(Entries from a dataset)
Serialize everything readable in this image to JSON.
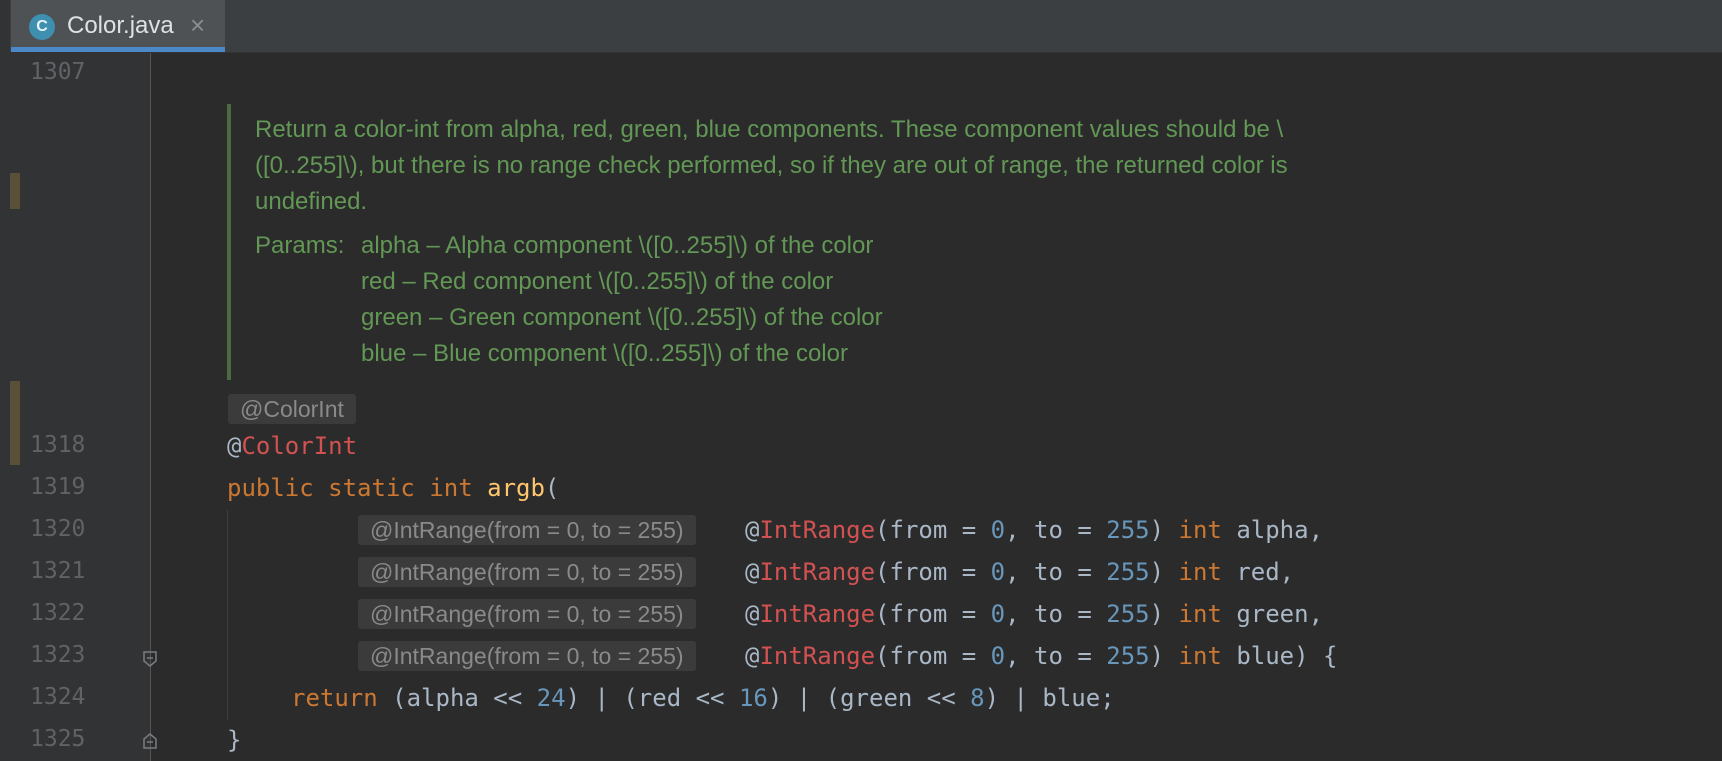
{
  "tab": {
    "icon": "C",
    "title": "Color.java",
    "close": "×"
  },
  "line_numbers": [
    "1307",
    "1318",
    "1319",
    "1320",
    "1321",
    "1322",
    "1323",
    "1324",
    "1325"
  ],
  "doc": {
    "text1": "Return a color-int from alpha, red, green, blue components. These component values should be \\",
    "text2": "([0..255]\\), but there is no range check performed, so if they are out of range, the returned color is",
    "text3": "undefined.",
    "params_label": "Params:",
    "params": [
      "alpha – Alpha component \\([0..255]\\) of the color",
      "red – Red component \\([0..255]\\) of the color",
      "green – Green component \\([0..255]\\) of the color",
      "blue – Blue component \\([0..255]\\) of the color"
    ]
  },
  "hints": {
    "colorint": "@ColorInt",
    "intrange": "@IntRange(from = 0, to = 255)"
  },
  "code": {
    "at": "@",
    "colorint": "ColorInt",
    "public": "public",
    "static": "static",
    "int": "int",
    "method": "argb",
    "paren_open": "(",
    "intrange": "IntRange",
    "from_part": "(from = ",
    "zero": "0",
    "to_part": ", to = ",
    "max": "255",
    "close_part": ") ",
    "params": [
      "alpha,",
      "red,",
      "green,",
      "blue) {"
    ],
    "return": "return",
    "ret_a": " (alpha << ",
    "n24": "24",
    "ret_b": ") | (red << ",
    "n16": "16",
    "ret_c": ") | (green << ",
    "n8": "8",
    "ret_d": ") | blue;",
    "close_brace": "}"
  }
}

Instruction: Filter out all lines lacking the word "ColorInt" and copy the rest.

Written answer:
    "colorint": "@ColorInt",
    "colorint": "ColorInt",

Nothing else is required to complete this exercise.